• Set problem
In the entries below, find the lines with the word "name" and copy them.

BEGIN Record list

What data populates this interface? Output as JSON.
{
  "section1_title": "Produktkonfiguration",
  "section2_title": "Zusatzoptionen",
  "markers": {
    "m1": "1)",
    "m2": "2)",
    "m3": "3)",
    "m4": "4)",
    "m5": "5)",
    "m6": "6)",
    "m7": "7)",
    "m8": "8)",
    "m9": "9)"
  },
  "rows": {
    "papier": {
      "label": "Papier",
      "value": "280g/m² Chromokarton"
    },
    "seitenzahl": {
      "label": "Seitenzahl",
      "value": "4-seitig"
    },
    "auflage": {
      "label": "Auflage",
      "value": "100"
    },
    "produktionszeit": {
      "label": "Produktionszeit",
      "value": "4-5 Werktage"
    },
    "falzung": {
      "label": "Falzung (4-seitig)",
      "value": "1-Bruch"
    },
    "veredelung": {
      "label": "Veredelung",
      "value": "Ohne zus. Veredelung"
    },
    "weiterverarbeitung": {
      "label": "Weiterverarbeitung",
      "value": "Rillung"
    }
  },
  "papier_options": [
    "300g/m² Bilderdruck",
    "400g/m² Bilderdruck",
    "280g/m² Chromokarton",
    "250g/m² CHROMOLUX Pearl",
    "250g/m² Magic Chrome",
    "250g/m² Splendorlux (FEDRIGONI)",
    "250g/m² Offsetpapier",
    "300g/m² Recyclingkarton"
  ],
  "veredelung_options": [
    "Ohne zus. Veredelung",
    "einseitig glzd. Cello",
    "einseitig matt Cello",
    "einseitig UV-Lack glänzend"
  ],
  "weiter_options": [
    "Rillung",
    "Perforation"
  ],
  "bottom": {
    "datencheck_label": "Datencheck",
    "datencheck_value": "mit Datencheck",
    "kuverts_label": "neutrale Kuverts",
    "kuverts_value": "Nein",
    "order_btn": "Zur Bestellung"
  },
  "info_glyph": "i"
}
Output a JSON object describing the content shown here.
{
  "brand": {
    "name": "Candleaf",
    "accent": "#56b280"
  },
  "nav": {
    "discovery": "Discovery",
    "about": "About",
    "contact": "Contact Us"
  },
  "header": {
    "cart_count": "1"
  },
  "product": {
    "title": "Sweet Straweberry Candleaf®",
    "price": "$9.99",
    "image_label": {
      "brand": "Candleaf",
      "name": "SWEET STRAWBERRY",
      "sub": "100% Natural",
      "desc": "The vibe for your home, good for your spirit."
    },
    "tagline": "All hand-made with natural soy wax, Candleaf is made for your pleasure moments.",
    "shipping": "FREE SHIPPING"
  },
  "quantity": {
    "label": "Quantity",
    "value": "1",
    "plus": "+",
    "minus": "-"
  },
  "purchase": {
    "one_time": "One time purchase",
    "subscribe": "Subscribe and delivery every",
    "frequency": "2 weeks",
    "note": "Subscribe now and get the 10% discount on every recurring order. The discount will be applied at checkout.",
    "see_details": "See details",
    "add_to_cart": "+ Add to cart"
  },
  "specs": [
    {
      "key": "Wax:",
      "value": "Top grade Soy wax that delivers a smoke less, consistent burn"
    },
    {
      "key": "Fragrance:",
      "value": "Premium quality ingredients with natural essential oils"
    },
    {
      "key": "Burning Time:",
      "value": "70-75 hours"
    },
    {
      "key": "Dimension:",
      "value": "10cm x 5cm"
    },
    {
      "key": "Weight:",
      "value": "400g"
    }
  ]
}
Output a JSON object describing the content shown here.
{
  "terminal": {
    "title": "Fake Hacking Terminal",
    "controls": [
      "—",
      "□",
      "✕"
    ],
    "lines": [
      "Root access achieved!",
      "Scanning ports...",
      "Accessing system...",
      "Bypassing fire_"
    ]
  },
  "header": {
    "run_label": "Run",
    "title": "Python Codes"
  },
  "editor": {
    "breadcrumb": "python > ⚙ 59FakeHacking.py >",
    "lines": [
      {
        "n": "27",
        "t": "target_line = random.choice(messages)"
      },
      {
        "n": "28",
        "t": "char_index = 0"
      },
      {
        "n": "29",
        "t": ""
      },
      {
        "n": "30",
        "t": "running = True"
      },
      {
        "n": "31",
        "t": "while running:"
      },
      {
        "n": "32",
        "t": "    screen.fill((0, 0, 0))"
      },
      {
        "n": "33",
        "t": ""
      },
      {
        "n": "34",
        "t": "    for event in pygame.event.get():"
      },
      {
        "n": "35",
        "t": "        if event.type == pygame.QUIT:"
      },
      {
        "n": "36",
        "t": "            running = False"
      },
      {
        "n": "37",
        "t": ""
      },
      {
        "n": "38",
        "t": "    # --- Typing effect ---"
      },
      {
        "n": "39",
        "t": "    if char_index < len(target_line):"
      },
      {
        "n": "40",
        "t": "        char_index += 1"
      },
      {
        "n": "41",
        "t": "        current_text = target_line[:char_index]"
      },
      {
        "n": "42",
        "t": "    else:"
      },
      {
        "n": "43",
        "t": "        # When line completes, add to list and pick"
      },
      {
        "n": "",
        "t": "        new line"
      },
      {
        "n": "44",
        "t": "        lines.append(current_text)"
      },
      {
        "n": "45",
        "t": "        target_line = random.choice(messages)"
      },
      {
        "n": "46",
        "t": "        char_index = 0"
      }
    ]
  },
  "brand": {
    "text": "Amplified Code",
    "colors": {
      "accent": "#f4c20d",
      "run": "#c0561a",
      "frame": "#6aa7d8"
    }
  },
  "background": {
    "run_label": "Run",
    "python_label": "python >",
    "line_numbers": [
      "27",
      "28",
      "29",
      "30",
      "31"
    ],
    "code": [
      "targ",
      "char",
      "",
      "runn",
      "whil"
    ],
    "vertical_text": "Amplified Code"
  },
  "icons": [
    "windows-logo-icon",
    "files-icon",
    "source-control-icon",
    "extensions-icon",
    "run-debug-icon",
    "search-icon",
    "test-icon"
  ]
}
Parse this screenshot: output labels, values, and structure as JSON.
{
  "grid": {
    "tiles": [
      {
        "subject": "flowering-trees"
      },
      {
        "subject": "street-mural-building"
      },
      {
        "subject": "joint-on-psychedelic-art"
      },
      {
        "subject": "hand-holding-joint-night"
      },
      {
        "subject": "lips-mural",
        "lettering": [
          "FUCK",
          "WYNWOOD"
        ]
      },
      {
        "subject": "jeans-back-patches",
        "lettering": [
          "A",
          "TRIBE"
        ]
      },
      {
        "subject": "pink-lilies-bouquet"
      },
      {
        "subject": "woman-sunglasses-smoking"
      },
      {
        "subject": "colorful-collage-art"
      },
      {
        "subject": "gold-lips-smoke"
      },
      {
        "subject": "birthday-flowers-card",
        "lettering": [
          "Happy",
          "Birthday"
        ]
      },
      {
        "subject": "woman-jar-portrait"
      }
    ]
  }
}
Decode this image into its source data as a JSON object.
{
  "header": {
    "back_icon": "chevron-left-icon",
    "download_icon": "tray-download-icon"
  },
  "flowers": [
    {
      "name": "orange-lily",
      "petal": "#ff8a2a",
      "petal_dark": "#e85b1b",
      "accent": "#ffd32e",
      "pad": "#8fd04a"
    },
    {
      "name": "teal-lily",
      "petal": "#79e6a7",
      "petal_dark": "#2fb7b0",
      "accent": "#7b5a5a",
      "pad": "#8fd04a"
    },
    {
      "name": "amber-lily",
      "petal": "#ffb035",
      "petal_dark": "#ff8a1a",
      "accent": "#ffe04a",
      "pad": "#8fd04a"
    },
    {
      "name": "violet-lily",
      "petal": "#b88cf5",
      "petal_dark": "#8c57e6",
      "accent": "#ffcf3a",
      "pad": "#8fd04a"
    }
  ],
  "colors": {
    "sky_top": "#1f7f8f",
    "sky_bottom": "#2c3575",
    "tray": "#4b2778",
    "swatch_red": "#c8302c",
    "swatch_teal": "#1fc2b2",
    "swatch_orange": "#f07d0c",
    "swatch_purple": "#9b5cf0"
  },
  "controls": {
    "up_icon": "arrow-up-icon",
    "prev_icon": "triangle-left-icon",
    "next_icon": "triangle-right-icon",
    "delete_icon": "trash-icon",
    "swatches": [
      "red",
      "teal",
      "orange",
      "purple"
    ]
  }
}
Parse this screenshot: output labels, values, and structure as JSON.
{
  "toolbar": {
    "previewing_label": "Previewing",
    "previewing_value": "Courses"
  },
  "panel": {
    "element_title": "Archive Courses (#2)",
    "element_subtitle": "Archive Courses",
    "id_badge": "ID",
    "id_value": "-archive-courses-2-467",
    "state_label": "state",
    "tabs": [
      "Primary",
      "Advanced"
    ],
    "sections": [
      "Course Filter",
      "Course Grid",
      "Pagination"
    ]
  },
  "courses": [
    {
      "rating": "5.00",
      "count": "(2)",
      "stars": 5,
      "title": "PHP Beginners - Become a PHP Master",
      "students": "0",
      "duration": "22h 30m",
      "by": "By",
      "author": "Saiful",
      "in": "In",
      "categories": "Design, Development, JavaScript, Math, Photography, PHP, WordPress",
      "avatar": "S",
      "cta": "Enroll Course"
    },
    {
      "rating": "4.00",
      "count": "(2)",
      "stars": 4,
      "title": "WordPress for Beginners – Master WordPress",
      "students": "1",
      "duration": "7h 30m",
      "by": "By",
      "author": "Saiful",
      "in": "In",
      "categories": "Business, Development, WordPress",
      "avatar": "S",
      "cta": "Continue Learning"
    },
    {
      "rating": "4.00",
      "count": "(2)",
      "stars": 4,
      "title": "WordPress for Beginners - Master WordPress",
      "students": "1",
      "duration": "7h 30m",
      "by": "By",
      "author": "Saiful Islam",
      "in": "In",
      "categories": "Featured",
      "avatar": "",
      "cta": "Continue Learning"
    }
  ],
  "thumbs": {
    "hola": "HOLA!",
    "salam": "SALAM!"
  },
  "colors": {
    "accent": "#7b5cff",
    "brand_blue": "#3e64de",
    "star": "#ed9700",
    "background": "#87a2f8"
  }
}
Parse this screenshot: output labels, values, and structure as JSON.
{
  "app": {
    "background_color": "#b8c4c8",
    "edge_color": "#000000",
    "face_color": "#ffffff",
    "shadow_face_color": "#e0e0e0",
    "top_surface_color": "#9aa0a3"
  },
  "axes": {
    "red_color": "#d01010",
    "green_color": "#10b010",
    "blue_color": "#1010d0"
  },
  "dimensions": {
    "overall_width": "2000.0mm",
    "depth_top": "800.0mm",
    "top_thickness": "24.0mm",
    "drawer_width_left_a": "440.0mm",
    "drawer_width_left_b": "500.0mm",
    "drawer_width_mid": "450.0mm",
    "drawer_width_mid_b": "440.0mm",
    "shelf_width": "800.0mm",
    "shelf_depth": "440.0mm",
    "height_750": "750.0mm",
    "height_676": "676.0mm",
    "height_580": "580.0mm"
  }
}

END Record list

• The reply
    "name": "Candleaf",
      "name": "SWEET STRAWBERRY",
      "name": "orange-lily",
      "name": "teal-lily",
      "name": "amber-lily",
      "name": "violet-lily",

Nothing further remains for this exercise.